_Instructions for the task_.
From the listing below, select every line where the word "icon" appears.

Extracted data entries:

========

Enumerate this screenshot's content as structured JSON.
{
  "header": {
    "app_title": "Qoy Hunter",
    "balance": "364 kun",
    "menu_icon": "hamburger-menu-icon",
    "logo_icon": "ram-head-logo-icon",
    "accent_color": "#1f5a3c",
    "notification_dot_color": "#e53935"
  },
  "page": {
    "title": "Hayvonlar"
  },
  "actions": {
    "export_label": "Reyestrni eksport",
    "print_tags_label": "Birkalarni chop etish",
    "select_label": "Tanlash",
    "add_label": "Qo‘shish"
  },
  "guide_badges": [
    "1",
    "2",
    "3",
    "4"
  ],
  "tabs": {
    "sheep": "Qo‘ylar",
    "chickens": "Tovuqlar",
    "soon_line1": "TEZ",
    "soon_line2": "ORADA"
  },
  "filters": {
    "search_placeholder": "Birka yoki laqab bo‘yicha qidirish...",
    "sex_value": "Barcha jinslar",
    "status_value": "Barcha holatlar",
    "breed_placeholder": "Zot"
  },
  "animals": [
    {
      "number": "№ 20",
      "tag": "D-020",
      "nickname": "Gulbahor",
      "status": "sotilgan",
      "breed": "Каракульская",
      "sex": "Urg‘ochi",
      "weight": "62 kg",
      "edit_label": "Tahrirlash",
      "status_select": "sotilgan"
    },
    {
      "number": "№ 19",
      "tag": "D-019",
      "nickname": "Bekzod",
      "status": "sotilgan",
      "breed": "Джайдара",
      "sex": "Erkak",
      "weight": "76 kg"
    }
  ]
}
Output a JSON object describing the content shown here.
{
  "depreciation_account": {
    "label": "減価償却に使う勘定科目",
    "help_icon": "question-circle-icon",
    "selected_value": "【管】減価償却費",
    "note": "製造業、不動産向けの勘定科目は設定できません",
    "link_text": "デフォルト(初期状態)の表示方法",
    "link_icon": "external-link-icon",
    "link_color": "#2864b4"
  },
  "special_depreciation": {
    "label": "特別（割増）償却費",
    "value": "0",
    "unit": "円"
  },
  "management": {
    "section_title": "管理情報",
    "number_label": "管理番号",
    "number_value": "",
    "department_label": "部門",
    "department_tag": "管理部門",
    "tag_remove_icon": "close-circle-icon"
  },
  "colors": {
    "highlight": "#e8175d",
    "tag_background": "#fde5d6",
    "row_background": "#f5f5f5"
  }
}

========

_Complete response_.
    "menu_icon": "hamburger-menu-icon",
    "logo_icon": "ram-head-logo-icon",
    "help_icon": "question-circle-icon",
    "link_icon": "external-link-icon",
    "tag_remove_icon": "close-circle-icon"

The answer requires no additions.